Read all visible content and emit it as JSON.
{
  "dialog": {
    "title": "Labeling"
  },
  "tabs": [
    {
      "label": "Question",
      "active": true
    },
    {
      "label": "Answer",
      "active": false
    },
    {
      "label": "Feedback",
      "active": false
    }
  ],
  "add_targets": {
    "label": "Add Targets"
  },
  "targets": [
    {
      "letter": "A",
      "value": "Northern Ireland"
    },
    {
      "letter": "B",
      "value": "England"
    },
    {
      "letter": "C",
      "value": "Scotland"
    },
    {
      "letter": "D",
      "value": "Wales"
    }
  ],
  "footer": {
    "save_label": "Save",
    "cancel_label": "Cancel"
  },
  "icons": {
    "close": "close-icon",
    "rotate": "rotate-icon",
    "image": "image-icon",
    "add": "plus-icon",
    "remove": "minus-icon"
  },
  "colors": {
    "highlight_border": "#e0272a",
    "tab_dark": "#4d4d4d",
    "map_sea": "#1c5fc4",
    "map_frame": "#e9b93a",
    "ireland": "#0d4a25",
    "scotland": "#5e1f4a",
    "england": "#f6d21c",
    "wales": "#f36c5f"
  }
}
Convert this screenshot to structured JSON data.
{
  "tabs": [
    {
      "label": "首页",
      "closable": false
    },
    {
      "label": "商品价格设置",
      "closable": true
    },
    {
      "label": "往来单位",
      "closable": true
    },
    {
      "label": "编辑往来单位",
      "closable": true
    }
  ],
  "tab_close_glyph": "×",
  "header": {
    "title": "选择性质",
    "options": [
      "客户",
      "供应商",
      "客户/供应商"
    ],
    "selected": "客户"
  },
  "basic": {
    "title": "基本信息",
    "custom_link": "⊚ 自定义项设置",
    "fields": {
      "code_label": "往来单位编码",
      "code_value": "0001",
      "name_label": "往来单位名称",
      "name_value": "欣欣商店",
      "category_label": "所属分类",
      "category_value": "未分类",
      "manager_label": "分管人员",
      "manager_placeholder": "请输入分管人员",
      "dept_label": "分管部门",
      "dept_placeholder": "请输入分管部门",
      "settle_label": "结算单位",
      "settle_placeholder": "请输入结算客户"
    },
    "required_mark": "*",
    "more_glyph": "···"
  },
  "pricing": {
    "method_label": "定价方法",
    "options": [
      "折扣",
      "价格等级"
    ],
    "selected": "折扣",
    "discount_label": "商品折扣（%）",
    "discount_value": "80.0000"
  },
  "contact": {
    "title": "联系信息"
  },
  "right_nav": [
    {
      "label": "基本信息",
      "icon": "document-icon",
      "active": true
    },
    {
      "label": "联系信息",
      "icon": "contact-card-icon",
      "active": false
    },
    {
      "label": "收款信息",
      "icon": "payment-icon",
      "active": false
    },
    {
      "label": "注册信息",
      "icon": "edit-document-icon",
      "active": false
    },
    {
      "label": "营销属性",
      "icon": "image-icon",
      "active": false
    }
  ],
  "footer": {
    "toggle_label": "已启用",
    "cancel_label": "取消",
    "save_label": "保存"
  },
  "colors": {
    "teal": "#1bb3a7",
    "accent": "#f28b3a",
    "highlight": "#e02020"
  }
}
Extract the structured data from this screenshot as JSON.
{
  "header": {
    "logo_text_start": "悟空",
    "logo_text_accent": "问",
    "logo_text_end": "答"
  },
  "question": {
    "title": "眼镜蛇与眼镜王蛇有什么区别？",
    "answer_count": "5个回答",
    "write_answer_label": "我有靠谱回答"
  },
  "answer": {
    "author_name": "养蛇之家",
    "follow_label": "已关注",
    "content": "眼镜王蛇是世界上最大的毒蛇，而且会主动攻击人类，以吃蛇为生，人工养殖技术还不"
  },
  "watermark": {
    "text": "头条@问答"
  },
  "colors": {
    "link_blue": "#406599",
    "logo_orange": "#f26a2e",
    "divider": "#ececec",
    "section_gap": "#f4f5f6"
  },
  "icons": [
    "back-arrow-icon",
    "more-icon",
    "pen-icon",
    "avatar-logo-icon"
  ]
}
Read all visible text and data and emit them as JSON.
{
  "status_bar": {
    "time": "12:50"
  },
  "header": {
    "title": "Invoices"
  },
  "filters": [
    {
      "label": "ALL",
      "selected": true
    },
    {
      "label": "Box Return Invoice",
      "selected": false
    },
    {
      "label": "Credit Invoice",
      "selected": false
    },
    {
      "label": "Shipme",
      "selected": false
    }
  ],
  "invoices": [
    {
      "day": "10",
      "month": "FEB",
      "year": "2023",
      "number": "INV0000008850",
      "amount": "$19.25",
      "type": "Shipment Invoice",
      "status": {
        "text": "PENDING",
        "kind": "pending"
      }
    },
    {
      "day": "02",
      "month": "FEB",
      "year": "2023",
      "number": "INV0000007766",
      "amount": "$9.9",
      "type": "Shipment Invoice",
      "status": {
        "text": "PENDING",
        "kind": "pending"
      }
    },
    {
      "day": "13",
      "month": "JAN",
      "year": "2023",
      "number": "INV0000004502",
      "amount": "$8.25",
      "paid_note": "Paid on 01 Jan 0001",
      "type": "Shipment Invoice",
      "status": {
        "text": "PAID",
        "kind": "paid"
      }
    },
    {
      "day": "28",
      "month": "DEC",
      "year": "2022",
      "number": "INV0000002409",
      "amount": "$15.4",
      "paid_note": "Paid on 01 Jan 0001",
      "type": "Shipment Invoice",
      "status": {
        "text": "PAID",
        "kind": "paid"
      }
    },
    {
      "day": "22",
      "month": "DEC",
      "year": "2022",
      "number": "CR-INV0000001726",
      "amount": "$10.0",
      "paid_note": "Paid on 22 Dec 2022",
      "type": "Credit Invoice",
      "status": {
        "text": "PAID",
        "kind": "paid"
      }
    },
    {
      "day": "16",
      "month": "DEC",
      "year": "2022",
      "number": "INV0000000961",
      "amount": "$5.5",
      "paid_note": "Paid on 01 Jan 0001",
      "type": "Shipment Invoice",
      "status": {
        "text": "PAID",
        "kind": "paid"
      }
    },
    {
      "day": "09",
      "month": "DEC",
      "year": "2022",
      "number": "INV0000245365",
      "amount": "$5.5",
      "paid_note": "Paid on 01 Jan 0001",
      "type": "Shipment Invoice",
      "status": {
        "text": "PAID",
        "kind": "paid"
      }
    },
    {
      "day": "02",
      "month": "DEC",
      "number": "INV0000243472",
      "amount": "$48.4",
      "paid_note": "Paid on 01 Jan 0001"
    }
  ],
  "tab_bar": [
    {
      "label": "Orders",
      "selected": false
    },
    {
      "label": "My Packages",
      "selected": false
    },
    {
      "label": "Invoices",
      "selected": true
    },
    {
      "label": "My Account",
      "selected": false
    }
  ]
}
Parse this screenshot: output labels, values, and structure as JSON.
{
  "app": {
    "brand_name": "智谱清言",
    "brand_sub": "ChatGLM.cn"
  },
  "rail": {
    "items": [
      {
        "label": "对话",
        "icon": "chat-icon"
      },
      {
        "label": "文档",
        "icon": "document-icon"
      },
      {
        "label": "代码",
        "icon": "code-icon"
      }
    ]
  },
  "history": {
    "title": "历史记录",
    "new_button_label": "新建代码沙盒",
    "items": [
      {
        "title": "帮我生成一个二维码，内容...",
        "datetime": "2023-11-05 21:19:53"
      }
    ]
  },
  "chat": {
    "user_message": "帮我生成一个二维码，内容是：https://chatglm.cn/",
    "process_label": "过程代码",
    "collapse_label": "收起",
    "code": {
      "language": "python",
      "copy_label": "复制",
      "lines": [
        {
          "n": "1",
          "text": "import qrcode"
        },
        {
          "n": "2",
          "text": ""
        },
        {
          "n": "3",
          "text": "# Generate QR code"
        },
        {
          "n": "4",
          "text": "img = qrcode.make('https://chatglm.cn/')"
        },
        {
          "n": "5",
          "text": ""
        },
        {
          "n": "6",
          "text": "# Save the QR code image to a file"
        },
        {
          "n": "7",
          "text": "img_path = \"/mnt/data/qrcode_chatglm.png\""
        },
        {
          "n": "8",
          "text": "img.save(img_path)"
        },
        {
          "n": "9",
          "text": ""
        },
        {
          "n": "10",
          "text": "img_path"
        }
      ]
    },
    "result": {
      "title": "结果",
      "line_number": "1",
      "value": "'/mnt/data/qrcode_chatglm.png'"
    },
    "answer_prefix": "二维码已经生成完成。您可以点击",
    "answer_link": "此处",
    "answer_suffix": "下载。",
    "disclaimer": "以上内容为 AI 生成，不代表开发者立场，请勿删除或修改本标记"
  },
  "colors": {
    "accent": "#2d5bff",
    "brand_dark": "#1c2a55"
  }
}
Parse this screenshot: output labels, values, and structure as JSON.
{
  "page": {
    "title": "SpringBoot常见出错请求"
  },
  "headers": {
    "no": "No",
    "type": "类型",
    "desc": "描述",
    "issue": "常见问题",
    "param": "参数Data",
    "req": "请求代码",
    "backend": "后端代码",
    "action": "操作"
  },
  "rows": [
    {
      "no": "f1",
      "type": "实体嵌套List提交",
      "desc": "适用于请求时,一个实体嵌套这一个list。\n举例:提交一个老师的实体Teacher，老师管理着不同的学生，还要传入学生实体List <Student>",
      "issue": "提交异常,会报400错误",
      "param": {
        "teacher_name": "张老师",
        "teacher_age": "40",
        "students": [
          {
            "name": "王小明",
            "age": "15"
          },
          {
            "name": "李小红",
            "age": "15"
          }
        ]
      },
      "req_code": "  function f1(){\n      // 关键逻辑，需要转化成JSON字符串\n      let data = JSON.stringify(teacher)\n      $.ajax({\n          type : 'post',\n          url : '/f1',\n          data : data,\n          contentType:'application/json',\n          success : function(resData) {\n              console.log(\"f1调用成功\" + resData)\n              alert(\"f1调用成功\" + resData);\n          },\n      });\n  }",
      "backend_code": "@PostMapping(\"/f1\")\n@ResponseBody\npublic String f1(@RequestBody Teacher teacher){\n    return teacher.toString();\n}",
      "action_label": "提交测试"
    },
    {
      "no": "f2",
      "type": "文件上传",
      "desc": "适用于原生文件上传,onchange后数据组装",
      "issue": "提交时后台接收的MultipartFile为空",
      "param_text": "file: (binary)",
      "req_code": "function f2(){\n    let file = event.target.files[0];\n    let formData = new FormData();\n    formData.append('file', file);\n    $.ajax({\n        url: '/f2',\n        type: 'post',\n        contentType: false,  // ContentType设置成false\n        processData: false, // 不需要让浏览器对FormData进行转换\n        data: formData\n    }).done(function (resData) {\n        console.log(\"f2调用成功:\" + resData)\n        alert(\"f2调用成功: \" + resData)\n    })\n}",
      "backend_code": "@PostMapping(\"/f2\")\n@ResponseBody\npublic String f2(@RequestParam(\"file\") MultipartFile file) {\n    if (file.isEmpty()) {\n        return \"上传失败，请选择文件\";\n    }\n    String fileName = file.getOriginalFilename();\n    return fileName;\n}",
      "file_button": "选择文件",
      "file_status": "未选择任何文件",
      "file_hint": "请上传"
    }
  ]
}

_____

DESCRIPTION OF THE TASK
Track down all lines above with the string "Read" and copy them.

ANSWER TO THE PROBLEM
Read all visible content and emit it as JSON.
Read all visible text and data and emit them as JSON.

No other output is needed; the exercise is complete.